Dataset listings of figures:
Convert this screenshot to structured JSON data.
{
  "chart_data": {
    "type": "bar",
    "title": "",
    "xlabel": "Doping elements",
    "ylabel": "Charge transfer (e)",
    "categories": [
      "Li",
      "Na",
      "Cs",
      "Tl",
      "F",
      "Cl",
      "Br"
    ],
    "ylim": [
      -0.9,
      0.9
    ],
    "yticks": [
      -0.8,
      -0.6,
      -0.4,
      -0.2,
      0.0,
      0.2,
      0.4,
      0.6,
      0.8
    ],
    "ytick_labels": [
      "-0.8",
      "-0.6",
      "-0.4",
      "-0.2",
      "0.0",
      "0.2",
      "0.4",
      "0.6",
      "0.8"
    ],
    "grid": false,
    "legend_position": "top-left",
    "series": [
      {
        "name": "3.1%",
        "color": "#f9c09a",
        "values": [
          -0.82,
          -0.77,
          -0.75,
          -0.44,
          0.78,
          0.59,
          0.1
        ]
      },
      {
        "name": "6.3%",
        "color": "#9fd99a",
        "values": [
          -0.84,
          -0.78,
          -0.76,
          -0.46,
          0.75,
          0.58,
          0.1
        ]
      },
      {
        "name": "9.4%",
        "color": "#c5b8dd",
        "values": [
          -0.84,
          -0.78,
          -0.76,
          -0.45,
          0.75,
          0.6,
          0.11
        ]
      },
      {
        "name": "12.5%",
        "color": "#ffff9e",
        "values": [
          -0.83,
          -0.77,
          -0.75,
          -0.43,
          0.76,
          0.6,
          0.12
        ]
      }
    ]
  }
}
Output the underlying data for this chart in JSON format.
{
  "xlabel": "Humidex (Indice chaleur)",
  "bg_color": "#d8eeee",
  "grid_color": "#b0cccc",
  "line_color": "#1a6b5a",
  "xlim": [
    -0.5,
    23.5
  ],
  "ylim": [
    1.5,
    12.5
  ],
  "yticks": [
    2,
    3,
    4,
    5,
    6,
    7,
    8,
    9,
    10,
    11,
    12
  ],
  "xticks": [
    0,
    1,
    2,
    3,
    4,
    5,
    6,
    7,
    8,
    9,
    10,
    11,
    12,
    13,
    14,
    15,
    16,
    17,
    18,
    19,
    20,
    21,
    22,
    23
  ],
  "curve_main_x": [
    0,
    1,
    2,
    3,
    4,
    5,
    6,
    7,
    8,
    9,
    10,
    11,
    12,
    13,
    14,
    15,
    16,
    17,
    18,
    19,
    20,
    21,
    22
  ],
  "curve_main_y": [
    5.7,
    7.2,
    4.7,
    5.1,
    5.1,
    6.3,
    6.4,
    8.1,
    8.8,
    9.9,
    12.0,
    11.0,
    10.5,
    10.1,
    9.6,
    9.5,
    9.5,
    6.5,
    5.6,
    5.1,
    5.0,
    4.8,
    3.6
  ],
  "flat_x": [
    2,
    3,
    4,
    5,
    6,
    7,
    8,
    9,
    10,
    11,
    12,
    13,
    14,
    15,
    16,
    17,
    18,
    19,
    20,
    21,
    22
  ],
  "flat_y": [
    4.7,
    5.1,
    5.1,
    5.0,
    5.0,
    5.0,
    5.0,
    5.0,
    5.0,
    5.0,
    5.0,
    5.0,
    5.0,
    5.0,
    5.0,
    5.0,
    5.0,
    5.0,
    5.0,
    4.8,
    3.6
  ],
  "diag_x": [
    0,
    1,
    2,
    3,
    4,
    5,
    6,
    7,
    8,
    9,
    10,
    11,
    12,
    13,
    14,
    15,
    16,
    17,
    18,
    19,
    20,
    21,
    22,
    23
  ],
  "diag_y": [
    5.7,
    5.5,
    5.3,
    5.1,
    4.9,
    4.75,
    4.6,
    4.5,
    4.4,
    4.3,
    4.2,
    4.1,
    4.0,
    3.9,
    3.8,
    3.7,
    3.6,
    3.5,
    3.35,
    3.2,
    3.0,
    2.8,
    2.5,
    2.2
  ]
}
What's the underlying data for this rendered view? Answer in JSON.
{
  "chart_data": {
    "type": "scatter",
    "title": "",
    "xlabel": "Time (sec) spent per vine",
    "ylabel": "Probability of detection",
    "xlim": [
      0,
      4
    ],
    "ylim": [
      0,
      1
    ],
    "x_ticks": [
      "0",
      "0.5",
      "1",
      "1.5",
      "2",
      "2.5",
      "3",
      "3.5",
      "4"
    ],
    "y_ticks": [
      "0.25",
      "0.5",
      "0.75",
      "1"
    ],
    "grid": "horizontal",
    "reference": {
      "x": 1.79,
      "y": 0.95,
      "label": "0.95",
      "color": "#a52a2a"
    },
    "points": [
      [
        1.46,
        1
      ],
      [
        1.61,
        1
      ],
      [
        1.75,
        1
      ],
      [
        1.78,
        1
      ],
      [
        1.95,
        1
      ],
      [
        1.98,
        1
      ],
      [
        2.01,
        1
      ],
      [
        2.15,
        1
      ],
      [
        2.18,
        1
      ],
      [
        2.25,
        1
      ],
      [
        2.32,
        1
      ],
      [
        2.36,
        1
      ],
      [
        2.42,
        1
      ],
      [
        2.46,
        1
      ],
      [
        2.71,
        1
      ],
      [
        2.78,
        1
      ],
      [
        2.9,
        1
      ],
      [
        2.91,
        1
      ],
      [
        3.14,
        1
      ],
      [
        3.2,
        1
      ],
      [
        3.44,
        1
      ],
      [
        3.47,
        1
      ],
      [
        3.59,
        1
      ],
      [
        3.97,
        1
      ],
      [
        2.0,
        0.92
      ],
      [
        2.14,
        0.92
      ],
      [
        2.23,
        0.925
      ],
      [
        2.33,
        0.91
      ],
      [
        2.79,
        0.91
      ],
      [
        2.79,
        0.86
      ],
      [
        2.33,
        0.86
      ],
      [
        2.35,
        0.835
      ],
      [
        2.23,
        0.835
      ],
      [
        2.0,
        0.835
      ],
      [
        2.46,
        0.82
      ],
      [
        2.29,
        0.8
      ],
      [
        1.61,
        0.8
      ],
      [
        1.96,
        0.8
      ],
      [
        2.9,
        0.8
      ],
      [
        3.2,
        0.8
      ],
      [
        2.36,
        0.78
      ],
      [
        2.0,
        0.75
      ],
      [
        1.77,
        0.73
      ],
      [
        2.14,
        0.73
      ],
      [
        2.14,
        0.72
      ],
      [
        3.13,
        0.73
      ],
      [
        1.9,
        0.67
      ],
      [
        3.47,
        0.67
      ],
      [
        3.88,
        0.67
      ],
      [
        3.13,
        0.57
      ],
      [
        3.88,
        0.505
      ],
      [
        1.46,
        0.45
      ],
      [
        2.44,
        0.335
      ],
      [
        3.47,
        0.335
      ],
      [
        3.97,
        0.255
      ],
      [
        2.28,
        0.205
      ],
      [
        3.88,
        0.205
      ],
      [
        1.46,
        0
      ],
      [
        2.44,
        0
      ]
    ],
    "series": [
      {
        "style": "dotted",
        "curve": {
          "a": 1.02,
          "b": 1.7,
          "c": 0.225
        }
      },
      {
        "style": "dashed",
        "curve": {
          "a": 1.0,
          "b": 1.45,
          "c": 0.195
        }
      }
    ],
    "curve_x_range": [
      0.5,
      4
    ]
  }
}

...

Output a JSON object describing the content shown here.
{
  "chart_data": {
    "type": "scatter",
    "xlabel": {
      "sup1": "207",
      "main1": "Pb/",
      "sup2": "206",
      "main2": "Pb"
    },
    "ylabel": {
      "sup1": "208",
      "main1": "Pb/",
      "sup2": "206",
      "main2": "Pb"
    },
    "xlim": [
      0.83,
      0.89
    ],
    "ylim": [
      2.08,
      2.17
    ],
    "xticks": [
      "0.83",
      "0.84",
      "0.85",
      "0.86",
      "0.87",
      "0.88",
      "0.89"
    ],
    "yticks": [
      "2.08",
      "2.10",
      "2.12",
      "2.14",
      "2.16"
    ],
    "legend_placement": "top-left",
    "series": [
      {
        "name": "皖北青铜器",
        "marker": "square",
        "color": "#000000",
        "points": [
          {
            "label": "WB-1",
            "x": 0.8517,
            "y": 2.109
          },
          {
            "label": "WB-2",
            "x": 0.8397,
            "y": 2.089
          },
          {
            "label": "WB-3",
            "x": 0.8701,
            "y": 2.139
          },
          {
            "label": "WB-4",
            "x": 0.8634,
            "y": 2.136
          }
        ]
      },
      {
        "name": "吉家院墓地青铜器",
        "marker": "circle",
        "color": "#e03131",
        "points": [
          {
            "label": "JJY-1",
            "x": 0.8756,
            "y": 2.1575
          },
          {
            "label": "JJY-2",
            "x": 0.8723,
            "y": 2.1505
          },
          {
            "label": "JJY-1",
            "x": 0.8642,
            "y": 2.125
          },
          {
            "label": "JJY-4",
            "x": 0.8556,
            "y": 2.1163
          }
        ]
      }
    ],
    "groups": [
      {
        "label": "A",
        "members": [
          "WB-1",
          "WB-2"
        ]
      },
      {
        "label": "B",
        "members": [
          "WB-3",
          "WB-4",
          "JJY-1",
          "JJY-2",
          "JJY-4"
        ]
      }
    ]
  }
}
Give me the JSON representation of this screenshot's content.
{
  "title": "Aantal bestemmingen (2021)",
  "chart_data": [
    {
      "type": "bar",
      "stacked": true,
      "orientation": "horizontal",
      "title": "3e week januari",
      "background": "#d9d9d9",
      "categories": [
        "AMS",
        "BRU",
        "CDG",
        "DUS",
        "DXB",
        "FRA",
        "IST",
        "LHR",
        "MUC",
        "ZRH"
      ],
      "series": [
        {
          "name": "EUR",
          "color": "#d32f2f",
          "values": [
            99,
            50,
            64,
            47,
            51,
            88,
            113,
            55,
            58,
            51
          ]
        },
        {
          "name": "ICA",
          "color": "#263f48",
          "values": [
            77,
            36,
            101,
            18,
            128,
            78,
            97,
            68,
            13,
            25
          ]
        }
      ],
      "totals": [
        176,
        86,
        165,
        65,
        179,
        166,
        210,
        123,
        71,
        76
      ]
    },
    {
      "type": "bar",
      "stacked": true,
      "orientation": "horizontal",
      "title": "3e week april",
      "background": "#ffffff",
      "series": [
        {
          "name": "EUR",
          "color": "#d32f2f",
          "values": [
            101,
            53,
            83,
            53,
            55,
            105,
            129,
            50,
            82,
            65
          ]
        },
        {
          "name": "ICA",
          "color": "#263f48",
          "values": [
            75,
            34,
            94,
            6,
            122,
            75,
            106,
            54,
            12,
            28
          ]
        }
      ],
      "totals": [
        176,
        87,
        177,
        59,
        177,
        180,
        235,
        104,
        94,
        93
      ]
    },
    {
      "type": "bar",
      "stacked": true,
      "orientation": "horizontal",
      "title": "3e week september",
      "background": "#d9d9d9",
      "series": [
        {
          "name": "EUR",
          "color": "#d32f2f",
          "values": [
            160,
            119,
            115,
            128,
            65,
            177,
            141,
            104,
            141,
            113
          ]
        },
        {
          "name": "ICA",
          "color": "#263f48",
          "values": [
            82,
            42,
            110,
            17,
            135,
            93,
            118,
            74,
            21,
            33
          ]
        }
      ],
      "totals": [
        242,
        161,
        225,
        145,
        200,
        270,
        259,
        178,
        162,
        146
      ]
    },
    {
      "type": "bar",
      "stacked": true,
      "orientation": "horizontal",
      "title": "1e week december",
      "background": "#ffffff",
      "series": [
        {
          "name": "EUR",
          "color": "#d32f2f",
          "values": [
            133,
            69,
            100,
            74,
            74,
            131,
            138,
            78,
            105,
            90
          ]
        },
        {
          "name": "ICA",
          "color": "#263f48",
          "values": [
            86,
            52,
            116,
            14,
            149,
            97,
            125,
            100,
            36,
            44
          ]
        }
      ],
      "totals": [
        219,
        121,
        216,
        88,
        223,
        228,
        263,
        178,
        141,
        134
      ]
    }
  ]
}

...

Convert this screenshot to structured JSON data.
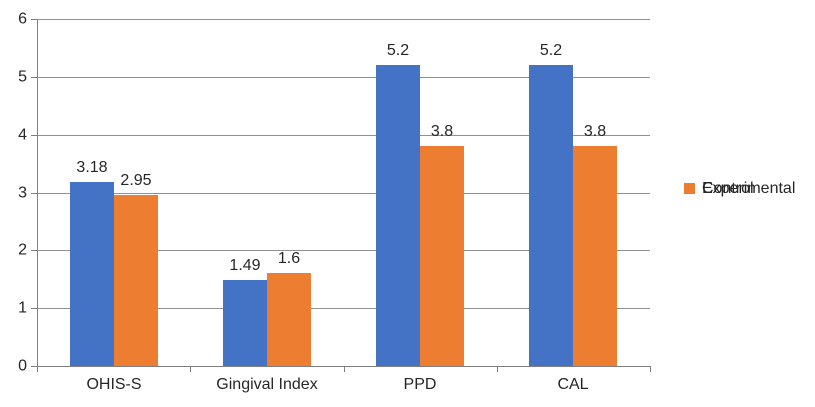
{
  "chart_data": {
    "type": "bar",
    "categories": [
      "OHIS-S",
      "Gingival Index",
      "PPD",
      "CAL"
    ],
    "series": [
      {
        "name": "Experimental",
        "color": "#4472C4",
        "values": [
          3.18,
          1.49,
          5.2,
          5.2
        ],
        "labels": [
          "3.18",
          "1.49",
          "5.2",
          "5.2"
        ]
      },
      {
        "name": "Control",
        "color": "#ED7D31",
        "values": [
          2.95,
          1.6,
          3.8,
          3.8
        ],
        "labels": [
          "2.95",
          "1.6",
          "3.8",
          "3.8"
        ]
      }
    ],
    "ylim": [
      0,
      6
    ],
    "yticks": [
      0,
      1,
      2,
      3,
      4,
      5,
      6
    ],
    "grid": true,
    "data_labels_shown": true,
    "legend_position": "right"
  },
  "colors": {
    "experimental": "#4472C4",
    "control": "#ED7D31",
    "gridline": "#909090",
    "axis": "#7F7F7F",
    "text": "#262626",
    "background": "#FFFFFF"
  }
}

TASK REQUIREMENTS: What count of lines in the listing contain the word "underlying"? Reply with the number only.

SOLUTION TO THIS PROBLEM: 2